### [TEKS HALAMAN]
★ ★ ★ ★

Prof. Quraish Shihab di dalam karyanya Tafsir Al-Mishbah Ketika
menafsirkan kata “al-Muqinin/orang-orang yang yakin ” menjelaskan, bahwa
keyakinan itu bertingkat yaitu: ‘Ilm al-Yaqin, ‘Ain al-Yaqin,
kemudian Haqq al-Yakin.[2] Pertama
‘Ilm al-Yaqin, yang mana ini merupakan tahap awal tatkala seseorang
yakin akan sesuatu. Sebagai contoh yaitu, tatkala kita meyakinkan bahwa di
dunia ini ada sebuah daerah yang bernama Mekkah, namun dengan begitu kita
meyakini akan eksitensi daerah tersebut, walaupun kita belum pernah berkunjung.
Selanjutnya ‘Ain al-Yaqin, sebagai contoh tatkala seseorang pernah ke
Mekkah, maka status keyakinannya akan naik, sebab dia sudah sangat yakin akan
eksitensi daerah tersebut dengan melihat dengan langsung. Kemudian Haqq
al-Yaqin, sebagai contoh yaitu tatkala seseorang tak hanya meyakini dengan
sebatas pengheliatannya saja, namun lebih jauh dari itu, yaitu tatkala seseorang
mengatahui seluk beluk daerah tersebut. Dengan demikian keyakinannya sudah pada
puncaknya, sehingga seseorang memiliki argumentasi yang kuat dengan keimanan
yang kokoh berakar di dalam hati. Hal ini sebagaimana terjadi kepada Nabi Ibrahim
As yang diabadikan di dalam al-Quran (Q.s al-Baqarah [2]: 260). Prof. Quraish
Shihab menjelaskan, bahwa ketika itu Nabi Ibrahim As berada dalam posisi
keimanan ‘Ilm al-Yaqin, sebab Nabi Ibrahim As meminta kepada Allah Swt
akan kewujudannya sebagai Tuhan semesta alam, semata-mata hal itu dilakukan agar
semakin yakin, sehingga puncaknya yaitu ketika Allah Swt menjadikan Nabi
Ibrahim As mencapai keimanan Haqq al-Yaqin (Q.s al-An’am [6]: 75).

★ ★ ★ ★

### [DAFTAR ITEM]
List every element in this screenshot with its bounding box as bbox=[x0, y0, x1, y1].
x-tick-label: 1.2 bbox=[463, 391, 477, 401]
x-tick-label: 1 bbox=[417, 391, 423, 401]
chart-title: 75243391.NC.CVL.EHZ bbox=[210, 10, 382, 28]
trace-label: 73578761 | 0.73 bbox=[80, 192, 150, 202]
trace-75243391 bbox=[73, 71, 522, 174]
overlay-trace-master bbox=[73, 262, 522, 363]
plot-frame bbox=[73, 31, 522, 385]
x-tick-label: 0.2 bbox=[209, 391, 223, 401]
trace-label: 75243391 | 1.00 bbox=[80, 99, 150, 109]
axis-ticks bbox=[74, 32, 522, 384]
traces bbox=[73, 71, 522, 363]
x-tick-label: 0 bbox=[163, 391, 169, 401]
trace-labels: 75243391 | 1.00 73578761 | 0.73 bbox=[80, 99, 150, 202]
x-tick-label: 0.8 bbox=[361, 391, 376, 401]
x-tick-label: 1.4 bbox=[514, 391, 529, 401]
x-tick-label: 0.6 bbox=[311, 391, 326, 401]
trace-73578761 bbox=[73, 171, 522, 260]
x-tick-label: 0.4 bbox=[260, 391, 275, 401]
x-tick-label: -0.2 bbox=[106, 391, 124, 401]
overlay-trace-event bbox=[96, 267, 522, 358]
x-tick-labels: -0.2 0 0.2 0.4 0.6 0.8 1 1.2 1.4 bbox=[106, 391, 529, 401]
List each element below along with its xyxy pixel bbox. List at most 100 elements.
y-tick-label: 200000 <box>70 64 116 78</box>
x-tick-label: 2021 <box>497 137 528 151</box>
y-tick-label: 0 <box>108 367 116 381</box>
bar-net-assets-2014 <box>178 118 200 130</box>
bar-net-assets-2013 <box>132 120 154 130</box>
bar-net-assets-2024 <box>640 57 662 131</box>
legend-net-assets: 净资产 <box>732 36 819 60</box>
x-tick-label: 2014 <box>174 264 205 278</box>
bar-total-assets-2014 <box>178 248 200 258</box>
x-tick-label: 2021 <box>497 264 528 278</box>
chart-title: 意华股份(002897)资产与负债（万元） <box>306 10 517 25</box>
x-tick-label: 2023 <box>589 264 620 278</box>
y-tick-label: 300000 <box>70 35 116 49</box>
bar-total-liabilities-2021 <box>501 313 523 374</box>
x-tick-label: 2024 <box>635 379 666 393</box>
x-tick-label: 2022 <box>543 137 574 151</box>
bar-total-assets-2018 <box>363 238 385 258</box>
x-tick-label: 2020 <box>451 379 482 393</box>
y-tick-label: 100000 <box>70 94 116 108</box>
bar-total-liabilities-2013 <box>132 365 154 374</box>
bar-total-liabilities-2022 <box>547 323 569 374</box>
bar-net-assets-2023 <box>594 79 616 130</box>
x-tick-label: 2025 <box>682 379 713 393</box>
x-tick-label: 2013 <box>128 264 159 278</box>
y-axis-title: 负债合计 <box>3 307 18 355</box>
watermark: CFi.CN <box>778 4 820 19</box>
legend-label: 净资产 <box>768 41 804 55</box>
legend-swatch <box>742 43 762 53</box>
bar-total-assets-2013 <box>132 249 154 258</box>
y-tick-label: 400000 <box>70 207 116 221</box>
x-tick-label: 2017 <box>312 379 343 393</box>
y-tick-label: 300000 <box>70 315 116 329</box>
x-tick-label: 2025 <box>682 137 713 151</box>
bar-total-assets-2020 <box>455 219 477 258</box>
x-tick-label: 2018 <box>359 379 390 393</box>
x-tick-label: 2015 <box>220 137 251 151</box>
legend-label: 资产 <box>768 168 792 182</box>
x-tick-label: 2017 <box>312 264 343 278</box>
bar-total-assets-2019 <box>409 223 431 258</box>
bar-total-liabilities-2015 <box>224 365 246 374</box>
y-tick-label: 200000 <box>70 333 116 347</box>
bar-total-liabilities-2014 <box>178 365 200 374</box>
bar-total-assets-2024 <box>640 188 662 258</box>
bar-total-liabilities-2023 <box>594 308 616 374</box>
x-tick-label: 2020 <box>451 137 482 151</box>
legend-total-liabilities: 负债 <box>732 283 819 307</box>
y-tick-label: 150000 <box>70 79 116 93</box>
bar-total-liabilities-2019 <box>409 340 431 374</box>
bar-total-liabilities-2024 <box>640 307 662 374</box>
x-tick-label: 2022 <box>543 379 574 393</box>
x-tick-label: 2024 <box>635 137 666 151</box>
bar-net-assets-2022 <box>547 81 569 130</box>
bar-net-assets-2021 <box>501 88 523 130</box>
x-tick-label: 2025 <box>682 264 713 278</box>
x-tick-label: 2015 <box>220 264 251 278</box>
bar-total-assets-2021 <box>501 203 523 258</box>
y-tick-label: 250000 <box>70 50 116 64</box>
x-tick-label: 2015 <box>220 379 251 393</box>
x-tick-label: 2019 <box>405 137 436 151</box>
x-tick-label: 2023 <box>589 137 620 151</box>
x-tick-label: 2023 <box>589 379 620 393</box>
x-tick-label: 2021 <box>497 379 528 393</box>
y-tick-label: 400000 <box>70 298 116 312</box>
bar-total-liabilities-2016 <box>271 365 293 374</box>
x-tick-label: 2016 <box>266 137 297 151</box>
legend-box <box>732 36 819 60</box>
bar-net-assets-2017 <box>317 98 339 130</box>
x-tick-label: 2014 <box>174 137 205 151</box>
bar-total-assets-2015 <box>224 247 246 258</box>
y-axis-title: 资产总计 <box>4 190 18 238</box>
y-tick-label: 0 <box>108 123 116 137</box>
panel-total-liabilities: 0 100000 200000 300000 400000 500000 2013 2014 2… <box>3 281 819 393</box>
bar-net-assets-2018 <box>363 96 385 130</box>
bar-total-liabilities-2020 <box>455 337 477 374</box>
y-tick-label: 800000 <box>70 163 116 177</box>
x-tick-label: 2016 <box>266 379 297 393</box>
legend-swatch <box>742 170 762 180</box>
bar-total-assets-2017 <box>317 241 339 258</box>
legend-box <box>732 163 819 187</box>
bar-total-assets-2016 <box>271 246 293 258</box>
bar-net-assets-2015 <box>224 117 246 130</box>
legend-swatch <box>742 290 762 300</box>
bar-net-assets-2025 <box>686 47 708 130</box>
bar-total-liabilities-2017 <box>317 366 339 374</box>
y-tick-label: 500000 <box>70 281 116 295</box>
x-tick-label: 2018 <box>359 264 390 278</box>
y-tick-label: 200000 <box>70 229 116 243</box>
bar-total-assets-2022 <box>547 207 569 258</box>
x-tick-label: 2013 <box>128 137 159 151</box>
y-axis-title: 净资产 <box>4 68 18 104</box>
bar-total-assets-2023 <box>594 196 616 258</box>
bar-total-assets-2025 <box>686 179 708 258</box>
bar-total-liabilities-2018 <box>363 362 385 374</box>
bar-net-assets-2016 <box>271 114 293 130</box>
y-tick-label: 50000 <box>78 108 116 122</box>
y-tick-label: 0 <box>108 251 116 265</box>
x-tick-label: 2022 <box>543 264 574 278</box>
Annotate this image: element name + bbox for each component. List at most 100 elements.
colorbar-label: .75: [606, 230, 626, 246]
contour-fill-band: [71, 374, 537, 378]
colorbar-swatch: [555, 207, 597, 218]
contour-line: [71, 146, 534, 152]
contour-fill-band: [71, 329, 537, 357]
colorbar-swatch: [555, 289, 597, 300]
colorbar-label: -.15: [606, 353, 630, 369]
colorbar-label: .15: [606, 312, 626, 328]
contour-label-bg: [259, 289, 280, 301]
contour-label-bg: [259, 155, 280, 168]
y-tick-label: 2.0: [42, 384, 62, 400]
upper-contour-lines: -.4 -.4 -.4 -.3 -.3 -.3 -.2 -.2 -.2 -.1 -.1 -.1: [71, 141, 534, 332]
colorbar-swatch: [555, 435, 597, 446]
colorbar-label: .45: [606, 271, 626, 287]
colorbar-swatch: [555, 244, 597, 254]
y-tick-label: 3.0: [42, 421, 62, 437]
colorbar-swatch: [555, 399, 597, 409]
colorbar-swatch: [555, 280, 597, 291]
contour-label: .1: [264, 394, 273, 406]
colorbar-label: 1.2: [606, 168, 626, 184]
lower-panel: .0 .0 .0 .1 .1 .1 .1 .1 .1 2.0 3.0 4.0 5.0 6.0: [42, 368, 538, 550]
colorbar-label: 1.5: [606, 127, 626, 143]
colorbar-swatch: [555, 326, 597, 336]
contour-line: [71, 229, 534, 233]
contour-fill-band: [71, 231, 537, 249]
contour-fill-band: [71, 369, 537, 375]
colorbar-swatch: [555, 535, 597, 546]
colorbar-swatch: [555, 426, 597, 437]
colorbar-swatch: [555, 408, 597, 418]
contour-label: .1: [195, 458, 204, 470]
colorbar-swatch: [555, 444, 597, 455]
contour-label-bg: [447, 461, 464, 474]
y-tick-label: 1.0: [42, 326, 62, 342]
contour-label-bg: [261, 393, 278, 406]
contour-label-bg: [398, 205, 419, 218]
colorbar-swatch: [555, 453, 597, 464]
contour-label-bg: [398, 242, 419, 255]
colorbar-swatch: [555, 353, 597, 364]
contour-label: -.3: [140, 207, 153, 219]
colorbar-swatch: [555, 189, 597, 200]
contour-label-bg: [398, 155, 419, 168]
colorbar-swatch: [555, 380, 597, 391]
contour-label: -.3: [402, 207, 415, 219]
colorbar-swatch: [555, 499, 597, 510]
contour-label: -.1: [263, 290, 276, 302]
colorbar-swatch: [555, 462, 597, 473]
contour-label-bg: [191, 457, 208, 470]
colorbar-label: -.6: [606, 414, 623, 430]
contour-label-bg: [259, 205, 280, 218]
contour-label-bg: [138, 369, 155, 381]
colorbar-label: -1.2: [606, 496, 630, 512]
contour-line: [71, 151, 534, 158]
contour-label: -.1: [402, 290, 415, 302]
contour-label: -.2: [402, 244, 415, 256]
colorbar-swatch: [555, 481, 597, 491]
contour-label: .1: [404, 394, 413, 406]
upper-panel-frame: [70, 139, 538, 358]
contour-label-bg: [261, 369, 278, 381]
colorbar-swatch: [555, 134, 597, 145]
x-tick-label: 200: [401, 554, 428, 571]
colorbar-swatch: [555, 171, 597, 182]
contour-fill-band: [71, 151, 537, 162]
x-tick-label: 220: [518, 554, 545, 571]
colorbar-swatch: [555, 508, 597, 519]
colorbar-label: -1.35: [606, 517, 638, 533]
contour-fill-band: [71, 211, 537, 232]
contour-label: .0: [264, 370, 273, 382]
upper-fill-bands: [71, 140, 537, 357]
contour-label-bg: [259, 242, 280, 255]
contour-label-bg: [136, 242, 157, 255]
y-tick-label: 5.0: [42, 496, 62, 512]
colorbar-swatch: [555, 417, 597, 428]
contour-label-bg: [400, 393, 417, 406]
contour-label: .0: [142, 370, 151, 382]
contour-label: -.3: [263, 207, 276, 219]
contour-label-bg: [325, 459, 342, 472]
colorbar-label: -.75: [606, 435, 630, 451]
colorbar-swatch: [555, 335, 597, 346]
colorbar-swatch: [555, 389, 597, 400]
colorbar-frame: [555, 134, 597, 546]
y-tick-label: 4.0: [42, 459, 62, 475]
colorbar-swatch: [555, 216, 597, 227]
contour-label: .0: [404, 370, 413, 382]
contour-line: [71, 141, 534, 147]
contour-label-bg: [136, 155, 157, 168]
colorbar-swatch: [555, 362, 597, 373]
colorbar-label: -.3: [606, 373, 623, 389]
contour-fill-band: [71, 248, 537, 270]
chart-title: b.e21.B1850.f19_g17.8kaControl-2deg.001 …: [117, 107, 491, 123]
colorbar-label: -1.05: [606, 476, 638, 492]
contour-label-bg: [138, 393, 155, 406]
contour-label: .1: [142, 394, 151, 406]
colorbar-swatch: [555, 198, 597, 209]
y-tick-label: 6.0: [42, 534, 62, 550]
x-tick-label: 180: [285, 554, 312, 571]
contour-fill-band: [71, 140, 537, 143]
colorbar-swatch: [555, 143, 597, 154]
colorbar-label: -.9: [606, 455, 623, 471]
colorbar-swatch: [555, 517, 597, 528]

★ ★ ★ ★

### [DESKRIPSI TUGAS]
Jawablah pertanyaan berikut berdasarkan teks tentang tingkatan keyakinan.
1. Kata apa yang sedang ditafsirkan Prof. Quraish Shihab ketika ia menjelaskan bahwa keyakinan itu bertingkat?
2. Tingkat keyakinan apa yang dicontohkan dengan seseorang yang pernah ke Mekkah dan melihat daerah itu secara langsung?
3. Dalam posisi keimanan apa Nabi Ibrahim As berada ketika ia meminta kepada Allah Swt?
Item-item di atas tidak diperlukan.

### [JAWABAN BENAR]
1. Kata "al-Muqinin", yang berarti orang-orang yang yakin.
2. 'Ain al-Yaqin.
3. 'Ilm al-Yaqin.